Search the material below for the word "SERVIÇOS" and copy every line in which it occurs.
-- EXTRACTED DATA start --
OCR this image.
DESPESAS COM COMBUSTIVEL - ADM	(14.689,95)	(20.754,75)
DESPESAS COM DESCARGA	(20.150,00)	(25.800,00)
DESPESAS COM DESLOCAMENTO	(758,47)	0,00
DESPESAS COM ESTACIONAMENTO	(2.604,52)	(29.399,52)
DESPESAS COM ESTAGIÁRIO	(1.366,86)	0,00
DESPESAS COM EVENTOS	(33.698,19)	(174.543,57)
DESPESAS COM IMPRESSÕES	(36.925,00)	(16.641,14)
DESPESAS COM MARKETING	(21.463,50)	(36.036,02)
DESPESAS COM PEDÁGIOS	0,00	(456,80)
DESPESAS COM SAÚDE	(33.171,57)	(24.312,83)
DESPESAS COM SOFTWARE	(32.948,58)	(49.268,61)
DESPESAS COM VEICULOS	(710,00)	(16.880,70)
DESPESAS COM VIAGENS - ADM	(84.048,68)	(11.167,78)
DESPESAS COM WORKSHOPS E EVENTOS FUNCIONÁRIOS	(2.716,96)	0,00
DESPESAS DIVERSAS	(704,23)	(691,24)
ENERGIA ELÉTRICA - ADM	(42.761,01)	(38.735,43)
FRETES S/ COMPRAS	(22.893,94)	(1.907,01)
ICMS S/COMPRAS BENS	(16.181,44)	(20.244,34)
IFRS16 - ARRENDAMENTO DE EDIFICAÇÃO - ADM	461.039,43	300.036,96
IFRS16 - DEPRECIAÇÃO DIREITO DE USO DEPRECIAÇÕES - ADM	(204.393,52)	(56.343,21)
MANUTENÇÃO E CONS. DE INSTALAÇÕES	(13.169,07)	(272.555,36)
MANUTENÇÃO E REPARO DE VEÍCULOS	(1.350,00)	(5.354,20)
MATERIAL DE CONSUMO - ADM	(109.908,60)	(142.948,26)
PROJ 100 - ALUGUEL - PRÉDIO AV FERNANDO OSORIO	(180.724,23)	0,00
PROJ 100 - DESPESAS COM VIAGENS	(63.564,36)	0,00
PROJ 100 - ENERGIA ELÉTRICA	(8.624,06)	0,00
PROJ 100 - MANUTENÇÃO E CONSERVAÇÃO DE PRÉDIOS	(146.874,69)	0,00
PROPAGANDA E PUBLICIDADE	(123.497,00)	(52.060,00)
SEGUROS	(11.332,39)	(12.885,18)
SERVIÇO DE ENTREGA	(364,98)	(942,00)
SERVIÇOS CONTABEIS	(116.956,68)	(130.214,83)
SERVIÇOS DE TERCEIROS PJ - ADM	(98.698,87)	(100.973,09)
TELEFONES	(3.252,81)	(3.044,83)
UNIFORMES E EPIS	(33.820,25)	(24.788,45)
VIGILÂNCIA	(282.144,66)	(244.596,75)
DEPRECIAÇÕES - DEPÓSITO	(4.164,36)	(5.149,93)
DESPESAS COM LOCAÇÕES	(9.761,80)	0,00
-- EXTRACTED DATA end --
* [FULL OUTPUT]
SERVIÇOS CONTABEIS	(116.956,68)	(130.214,83)
SERVIÇOS DE TERCEIROS PJ - ADM	(98.698,87)	(100.973,09)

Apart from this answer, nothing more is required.